[Excerpts from a figure dataset]
=====
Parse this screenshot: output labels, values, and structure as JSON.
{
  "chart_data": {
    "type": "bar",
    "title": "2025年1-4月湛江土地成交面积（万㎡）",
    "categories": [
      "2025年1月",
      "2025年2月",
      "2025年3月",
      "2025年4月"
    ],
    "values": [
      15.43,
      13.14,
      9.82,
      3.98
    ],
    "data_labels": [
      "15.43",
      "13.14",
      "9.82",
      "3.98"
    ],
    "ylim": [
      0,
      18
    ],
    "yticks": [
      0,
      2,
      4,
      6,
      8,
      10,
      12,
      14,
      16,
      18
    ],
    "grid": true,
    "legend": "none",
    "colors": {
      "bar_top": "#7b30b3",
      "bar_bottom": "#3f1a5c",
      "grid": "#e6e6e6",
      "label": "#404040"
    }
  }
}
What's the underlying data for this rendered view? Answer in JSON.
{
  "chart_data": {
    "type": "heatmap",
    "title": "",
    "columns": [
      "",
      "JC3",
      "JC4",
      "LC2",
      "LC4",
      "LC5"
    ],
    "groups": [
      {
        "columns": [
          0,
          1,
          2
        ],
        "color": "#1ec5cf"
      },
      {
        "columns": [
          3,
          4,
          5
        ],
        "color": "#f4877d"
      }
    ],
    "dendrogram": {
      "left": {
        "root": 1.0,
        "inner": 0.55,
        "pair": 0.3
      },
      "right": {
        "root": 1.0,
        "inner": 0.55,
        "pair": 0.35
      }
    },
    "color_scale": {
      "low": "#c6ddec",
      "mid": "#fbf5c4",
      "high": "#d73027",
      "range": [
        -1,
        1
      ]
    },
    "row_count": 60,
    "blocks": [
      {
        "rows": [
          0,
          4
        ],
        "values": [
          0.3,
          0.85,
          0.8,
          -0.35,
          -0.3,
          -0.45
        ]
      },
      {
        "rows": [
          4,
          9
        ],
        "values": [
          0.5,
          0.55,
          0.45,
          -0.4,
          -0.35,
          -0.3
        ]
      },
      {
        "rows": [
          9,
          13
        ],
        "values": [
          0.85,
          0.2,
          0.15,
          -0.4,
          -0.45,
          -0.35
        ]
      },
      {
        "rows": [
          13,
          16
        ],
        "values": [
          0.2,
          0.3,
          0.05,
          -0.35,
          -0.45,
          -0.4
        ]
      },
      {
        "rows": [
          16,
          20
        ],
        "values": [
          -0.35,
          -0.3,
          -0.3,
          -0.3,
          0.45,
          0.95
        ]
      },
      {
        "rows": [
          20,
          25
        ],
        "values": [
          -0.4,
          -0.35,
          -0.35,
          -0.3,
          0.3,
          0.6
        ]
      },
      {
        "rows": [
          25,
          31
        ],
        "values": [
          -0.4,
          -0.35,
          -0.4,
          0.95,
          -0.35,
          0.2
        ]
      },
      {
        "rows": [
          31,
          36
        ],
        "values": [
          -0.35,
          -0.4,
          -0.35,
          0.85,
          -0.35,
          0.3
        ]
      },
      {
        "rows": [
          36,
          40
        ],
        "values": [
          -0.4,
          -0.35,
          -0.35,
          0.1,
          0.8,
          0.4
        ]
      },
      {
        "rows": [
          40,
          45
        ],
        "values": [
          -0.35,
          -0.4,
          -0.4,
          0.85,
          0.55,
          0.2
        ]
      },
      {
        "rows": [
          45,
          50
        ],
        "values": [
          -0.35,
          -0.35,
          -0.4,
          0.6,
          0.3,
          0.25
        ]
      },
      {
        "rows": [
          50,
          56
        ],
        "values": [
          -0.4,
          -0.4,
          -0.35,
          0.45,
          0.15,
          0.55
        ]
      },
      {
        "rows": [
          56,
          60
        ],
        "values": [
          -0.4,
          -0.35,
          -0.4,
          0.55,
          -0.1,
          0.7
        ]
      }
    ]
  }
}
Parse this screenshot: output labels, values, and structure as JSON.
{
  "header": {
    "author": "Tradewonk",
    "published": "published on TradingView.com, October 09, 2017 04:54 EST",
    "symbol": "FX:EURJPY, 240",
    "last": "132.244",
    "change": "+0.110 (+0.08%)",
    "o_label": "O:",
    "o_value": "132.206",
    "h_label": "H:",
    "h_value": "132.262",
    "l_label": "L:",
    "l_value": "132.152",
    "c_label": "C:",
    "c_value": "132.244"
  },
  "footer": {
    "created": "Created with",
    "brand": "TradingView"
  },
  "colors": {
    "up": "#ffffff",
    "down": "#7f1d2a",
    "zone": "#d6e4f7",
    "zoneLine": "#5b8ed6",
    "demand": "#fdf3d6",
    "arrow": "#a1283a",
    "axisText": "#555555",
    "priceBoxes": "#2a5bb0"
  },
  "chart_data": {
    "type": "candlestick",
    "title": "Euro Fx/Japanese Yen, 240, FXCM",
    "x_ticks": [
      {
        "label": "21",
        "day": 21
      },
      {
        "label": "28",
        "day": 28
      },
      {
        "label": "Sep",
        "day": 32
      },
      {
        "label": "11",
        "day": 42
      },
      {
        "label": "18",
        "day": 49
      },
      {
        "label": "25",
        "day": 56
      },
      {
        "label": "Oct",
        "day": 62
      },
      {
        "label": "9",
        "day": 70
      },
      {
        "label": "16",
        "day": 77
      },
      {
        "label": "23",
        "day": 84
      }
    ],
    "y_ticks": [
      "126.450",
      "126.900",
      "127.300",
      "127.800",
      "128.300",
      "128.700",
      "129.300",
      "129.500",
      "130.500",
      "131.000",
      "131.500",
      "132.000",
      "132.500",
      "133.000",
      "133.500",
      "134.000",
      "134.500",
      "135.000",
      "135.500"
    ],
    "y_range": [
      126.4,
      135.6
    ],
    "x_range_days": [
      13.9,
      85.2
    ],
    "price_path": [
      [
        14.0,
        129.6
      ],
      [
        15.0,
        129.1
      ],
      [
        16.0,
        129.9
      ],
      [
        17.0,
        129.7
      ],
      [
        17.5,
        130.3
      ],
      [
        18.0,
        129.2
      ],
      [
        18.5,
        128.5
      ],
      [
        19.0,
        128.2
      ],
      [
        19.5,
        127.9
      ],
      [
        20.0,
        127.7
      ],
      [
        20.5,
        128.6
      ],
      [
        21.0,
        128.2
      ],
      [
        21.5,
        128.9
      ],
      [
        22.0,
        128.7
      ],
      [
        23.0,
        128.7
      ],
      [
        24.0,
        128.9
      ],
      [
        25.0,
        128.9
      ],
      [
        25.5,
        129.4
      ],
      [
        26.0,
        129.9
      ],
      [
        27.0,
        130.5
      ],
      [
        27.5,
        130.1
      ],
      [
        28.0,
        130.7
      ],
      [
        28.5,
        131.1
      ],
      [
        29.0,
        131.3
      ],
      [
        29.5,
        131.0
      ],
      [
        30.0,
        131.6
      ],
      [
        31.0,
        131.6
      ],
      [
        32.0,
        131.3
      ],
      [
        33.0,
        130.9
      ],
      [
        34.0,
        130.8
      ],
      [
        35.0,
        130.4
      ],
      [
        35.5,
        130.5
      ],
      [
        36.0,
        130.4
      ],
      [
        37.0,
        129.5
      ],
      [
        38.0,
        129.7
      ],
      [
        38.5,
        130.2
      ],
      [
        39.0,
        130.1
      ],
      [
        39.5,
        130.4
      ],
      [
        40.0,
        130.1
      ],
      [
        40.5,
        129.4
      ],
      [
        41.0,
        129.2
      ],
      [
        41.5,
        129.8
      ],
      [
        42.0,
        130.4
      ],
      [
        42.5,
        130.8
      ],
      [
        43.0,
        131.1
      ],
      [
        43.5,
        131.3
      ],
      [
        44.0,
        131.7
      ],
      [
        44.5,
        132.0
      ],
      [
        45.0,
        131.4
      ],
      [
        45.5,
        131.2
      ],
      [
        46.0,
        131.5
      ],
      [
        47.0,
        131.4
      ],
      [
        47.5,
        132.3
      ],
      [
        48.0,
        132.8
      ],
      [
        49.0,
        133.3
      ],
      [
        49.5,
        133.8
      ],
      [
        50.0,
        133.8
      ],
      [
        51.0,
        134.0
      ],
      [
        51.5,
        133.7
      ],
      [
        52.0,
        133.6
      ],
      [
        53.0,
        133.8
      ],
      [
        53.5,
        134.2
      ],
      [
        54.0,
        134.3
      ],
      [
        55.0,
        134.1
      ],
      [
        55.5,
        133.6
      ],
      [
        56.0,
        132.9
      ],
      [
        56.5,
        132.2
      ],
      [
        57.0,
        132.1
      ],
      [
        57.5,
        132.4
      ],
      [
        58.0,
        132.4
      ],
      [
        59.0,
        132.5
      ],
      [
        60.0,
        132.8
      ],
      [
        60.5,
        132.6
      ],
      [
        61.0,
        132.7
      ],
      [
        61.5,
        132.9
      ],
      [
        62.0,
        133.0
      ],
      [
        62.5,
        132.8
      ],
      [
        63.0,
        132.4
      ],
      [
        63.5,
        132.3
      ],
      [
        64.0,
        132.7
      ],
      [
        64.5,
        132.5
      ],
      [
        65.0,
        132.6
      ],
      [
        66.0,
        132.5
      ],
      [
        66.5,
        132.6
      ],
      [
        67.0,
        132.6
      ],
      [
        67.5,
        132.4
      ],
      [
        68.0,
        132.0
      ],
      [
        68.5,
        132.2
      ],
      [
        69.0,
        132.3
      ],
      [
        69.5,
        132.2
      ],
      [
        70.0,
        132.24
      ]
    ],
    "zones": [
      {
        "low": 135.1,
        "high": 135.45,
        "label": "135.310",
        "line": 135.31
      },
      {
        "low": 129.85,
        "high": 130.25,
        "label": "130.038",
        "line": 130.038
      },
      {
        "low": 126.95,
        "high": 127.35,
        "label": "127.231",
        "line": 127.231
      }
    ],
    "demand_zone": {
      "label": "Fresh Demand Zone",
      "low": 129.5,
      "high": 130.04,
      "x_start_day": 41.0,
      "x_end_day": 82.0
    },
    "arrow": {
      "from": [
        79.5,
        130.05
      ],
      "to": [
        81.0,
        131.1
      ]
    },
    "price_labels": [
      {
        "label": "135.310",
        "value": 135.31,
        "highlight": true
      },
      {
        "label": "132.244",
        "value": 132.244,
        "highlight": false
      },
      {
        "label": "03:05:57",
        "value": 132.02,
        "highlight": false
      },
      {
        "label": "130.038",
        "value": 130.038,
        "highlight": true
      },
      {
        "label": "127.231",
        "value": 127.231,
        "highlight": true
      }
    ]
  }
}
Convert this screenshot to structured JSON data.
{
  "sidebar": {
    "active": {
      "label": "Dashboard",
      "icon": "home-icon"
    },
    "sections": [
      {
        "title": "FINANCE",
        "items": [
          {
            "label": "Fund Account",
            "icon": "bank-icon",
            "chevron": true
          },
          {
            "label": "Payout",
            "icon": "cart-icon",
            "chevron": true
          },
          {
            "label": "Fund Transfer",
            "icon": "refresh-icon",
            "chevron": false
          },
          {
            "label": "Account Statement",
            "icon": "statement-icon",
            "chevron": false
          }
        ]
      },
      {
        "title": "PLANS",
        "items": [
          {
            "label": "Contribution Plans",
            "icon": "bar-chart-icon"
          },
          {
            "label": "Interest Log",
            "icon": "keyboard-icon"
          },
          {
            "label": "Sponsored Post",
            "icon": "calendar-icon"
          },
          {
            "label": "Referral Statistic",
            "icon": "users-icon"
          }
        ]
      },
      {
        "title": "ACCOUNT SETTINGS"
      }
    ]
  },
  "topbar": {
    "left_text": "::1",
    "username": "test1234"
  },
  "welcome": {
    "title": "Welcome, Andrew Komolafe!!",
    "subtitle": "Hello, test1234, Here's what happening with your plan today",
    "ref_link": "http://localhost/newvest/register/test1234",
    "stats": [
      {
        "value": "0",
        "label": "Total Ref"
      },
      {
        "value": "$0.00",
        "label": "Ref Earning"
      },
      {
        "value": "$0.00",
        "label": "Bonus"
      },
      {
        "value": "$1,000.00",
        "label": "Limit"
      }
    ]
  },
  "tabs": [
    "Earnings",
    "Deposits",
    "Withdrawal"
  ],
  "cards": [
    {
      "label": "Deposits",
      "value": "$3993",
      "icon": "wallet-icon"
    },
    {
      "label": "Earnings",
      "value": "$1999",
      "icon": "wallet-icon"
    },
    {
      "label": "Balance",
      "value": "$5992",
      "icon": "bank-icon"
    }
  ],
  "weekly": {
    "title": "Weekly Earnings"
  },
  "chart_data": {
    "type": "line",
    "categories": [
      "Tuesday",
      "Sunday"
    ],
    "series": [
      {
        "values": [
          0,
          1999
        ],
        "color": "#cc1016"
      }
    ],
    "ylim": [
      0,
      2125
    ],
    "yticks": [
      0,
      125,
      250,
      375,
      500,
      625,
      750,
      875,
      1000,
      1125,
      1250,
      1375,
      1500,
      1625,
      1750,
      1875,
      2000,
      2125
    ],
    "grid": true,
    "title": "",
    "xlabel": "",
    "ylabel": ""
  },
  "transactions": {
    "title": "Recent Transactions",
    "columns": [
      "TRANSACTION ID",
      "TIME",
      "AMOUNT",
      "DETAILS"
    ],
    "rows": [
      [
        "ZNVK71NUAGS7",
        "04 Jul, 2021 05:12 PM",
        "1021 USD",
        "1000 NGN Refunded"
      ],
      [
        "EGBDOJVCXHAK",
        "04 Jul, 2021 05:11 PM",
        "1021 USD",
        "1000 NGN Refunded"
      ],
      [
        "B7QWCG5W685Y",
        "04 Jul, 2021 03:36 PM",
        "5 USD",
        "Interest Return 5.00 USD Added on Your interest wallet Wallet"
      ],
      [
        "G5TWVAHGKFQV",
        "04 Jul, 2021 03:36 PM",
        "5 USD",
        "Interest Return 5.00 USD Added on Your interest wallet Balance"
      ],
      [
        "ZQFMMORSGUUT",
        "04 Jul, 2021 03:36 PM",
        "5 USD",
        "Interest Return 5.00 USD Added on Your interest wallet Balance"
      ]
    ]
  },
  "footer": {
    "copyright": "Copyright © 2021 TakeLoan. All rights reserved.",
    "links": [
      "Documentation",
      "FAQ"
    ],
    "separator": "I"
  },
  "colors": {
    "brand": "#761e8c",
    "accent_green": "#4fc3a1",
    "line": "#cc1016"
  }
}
=====
## SET TASK:
Give only the number of lines in the material above where the string "type" appears.

## FULL SOLUTION:
4